## To be done:
Quote the whole listing exactly. Leave the pictures out of your copy.
··· Data rows ···
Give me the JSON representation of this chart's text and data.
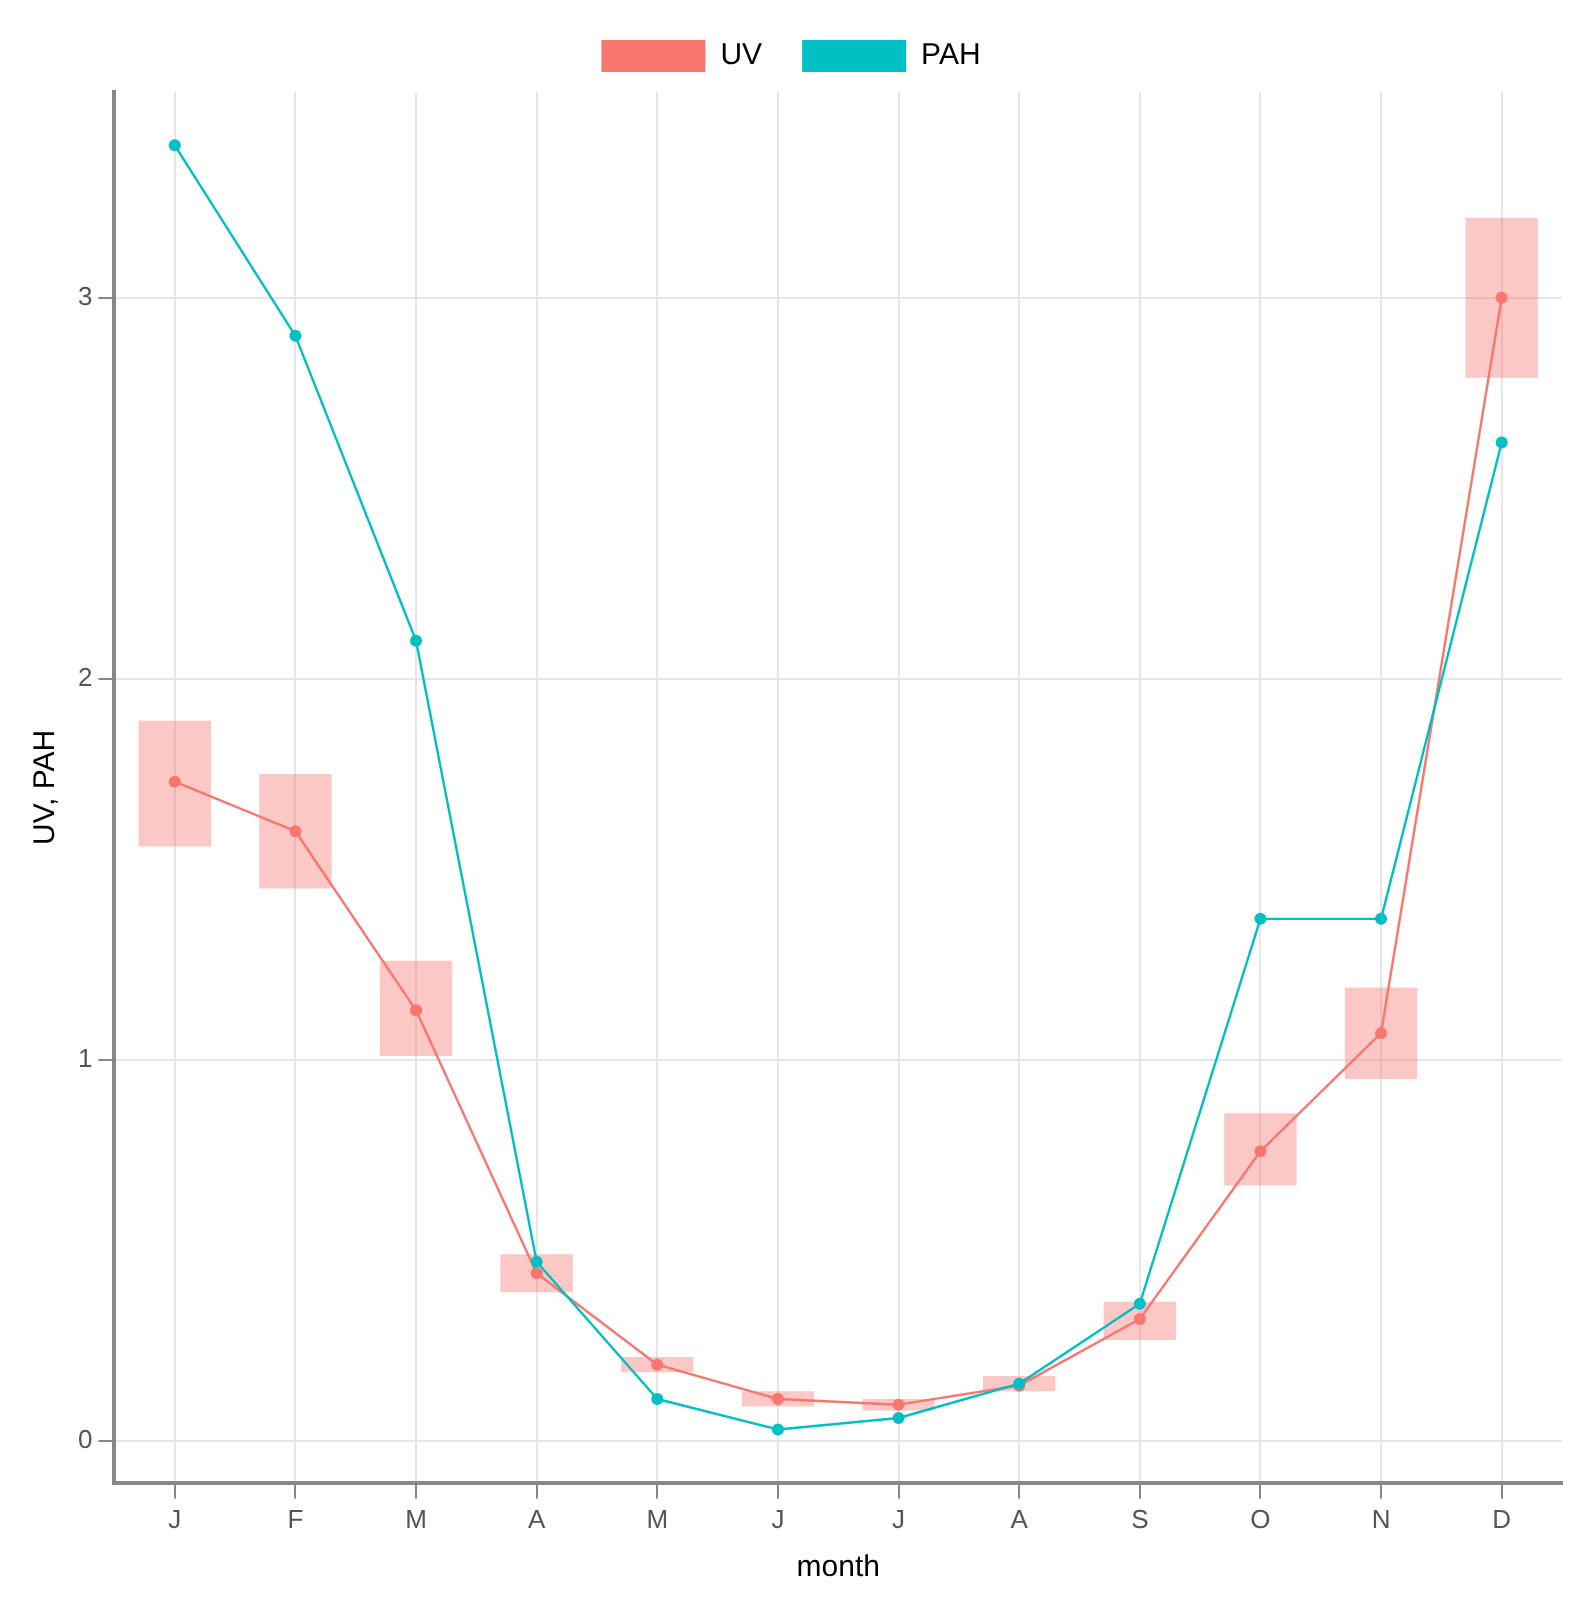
{
  "chart_data": {
    "type": "line",
    "xlabel": "month",
    "ylabel": "UV, PAH",
    "categories": [
      "J",
      "F",
      "M",
      "A",
      "M",
      "J",
      "J",
      "A",
      "S",
      "O",
      "N",
      "D"
    ],
    "series": [
      {
        "name": "UV",
        "color": "#f8766d",
        "values": [
          1.73,
          1.6,
          1.13,
          0.44,
          0.2,
          0.11,
          0.095,
          0.145,
          0.32,
          0.76,
          1.07,
          3.0
        ],
        "errors": [
          [
            1.56,
            1.89
          ],
          [
            1.45,
            1.75
          ],
          [
            1.01,
            1.26
          ],
          [
            0.39,
            0.49
          ],
          [
            0.18,
            0.22
          ],
          [
            0.09,
            0.13
          ],
          [
            0.08,
            0.11
          ],
          [
            0.13,
            0.17
          ],
          [
            0.265,
            0.365
          ],
          [
            0.67,
            0.86
          ],
          [
            0.95,
            1.19
          ],
          [
            2.79,
            3.21
          ]
        ]
      },
      {
        "name": "PAH",
        "color": "#00bfc4",
        "values": [
          3.4,
          2.9,
          2.1,
          0.47,
          0.11,
          0.03,
          0.06,
          0.15,
          0.36,
          1.37,
          1.37,
          2.62
        ]
      }
    ],
    "ylim": [
      -0.11,
      3.54
    ],
    "yticks": [
      0,
      1,
      2,
      3
    ],
    "grid": true,
    "legend": "top",
    "marker": "circle",
    "line_style": "solid"
  }
}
···
## Finished exercise:
Give me the JSON representation of this chart's text and data.
{
  "chart_data": {
    "type": "line",
    "xlabel": "month",
    "ylabel": "UV, PAH",
    "categories": [
      "J",
      "F",
      "M",
      "A",
      "M",
      "J",
      "J",
      "A",
      "S",
      "O",
      "N",
      "D"
    ],
    "series": [
      {
        "name": "UV",
        "color": "#f8766d",
        "values": [
          1.73,
          1.6,
          1.13,
          0.44,
          0.2,
          0.11,
          0.095,
          0.145,
          0.32,
          0.76,
          1.07,
          3.0
        ],
        "errors": [
          [
            1.56,
            1.89
          ],
          [
            1.45,
            1.75
          ],
          [
            1.01,
            1.26
          ],
          [
            0.39,
            0.49
          ],
          [
            0.18,
            0.22
          ],
          [
            0.09,
            0.13
          ],
          [
            0.08,
            0.11
          ],
          [
            0.13,
            0.17
          ],
          [
            0.265,
            0.365
          ],
          [
            0.67,
            0.86
          ],
          [
            0.95,
            1.19
          ],
          [
            2.79,
            3.21
          ]
        ]
      },
      {
        "name": "PAH",
        "color": "#00bfc4",
        "values": [
          3.4,
          2.9,
          2.1,
          0.47,
          0.11,
          0.03,
          0.06,
          0.15,
          0.36,
          1.37,
          1.37,
          2.62
        ]
      }
    ],
    "ylim": [
      -0.11,
      3.54
    ],
    "yticks": [
      0,
      1,
      2,
      3
    ],
    "grid": true,
    "legend": "top",
    "marker": "circle",
    "line_style": "solid"
  }
}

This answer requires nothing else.